# [To be done]
Could you print all the entries exactly?

# [Task inputs]

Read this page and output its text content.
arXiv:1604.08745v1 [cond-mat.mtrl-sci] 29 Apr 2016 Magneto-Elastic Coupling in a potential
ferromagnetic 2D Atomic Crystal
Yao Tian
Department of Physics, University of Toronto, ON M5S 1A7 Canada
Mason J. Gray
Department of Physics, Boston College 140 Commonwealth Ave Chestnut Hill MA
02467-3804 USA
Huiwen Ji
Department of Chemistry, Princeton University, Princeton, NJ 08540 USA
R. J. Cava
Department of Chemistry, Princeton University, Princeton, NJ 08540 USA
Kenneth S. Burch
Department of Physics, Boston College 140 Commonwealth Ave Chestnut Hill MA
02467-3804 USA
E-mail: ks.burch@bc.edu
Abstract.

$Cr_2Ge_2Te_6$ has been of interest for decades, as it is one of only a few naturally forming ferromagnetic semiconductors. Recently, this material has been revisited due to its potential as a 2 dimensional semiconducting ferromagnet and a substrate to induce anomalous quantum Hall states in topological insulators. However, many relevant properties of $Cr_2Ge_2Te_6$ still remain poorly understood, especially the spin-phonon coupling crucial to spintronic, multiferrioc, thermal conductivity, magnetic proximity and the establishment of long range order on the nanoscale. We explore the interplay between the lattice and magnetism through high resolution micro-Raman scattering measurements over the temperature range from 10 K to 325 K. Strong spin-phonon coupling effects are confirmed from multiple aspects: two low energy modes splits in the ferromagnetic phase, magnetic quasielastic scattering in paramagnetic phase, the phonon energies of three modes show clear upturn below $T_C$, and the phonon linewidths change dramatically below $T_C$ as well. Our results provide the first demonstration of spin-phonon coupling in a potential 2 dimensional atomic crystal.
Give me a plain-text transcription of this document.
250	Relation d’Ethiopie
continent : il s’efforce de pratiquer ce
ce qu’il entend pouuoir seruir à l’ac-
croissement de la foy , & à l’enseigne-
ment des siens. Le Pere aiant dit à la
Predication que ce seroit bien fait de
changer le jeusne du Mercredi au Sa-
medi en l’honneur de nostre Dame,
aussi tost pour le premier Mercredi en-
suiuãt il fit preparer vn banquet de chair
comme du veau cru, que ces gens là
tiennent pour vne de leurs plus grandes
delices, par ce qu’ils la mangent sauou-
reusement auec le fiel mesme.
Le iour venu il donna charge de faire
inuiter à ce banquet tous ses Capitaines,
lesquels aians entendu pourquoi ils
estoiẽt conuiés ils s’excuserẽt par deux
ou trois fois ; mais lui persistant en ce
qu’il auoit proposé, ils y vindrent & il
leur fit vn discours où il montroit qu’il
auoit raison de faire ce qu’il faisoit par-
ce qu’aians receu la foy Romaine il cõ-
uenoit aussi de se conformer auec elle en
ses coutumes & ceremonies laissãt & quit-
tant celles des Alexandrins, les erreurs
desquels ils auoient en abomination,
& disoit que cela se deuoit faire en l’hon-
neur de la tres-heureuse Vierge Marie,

# [Completed exercise]
Read this page and output its text content.
arXiv:1604.08745v1 [cond-mat.mtrl-sci] 29 Apr 2016 Magneto-Elastic Coupling in a potential
ferromagnetic 2D Atomic Crystal
Yao Tian
Department of Physics, University of Toronto, ON M5S 1A7 Canada
Mason J. Gray
Department of Physics, Boston College 140 Commonwealth Ave Chestnut Hill MA
02467-3804 USA
Huiwen Ji
Department of Chemistry, Princeton University, Princeton, NJ 08540 USA
R. J. Cava
Department of Chemistry, Princeton University, Princeton, NJ 08540 USA
Kenneth S. Burch
Department of Physics, Boston College 140 Commonwealth Ave Chestnut Hill MA
02467-3804 USA
E-mail: ks.burch@bc.edu
Abstract.

$Cr_2Ge_2Te_6$ has been of interest for decades, as it is one of only a few naturally forming ferromagnetic semiconductors. Recently, this material has been revisited due to its potential as a 2 dimensional semiconducting ferromagnet and a substrate to induce anomalous quantum Hall states in topological insulators. However, many relevant properties of $Cr_2Ge_2Te_6$ still remain poorly understood, especially the spin-phonon coupling crucial to spintronic, multiferrioc, thermal conductivity, magnetic proximity and the establishment of long range order on the nanoscale. We explore the interplay between the lattice and magnetism through high resolution micro-Raman scattering measurements over the temperature range from 10 K to 325 K. Strong spin-phonon coupling effects are confirmed from multiple aspects: two low energy modes splits in the ferromagnetic phase, magnetic quasielastic scattering in paramagnetic phase, the phonon energies of three modes show clear upturn below $T_C$, and the phonon linewidths change dramatically below $T_C$ as well. Our results provide the first demonstration of spin-phonon coupling in a potential 2 dimensional atomic crystal.
Give me a plain-text transcription of this document.
250	Relation d’Ethiopie
continent : il s’efforce de pratiquer ce
ce qu’il entend pouuoir seruir à l’ac-
croissement de la foy , & à l’enseigne-
ment des siens. Le Pere aiant dit à la
Predication que ce seroit bien fait de
changer le jeusne du Mercredi au Sa-
medi en l’honneur de nostre Dame,
aussi tost pour le premier Mercredi en-
suiuãt il fit preparer vn banquet de chair
comme du veau cru, que ces gens là
tiennent pour vne de leurs plus grandes
delices, par ce qu’ils la mangent sauou-
reusement auec le fiel mesme.
Le iour venu il donna charge de faire
inuiter à ce banquet tous ses Capitaines,
lesquels aians entendu pourquoi ils
estoiẽt conuiés ils s’excuserẽt par deux
ou trois fois ; mais lui persistant en ce
qu’il auoit proposé, ils y vindrent & il
leur fit vn discours où il montroit qu’il
auoit raison de faire ce qu’il faisoit par-
ce qu’aians receu la foy Romaine il cõ-
uenoit aussi de se conformer auec elle en
ses coutumes & ceremonies laissãt & quit-
tant celles des Alexandrins, les erreurs
desquels ils auoient en abomination,
& disoit que cela se deuoit faire en l’hon-
neur de la tres-heureuse Vierge Marie,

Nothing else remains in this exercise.